:: Data to process ::

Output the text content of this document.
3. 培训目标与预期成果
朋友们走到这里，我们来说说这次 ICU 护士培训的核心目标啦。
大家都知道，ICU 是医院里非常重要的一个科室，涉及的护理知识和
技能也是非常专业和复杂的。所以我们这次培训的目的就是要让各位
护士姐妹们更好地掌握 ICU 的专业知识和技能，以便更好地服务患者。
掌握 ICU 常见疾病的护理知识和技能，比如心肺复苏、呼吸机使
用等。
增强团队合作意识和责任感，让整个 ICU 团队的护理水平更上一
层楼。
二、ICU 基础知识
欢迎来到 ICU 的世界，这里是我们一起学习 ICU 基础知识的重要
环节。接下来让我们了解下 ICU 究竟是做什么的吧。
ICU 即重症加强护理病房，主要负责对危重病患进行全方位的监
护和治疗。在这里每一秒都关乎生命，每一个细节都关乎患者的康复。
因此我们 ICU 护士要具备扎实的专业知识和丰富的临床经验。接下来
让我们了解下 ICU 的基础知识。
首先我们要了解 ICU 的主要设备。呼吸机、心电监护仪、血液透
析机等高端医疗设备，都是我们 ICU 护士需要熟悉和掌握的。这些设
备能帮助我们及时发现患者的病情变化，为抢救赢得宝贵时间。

:::

The entries above should be repeated exactly, every one of them.

The response =>
Output the text content of this document.
3. 培训目标与预期成果
朋友们走到这里，我们来说说这次 ICU 护士培训的核心目标啦。
大家都知道，ICU 是医院里非常重要的一个科室，涉及的护理知识和
技能也是非常专业和复杂的。所以我们这次培训的目的就是要让各位
护士姐妹们更好地掌握 ICU 的专业知识和技能，以便更好地服务患者。
掌握 ICU 常见疾病的护理知识和技能，比如心肺复苏、呼吸机使
用等。
增强团队合作意识和责任感，让整个 ICU 团队的护理水平更上一
层楼。
二、ICU 基础知识
欢迎来到 ICU 的世界，这里是我们一起学习 ICU 基础知识的重要
环节。接下来让我们了解下 ICU 究竟是做什么的吧。
ICU 即重症加强护理病房，主要负责对危重病患进行全方位的监
护和治疗。在这里每一秒都关乎生命，每一个细节都关乎患者的康复。
因此我们 ICU 护士要具备扎实的专业知识和丰富的临床经验。接下来
让我们了解下 ICU 的基础知识。
首先我们要了解 ICU 的主要设备。呼吸机、心电监护仪、血液透
析机等高端医疗设备，都是我们 ICU 护士需要熟悉和掌握的。这些设
备能帮助我们及时发现患者的病情变化，为抢救赢得宝贵时间。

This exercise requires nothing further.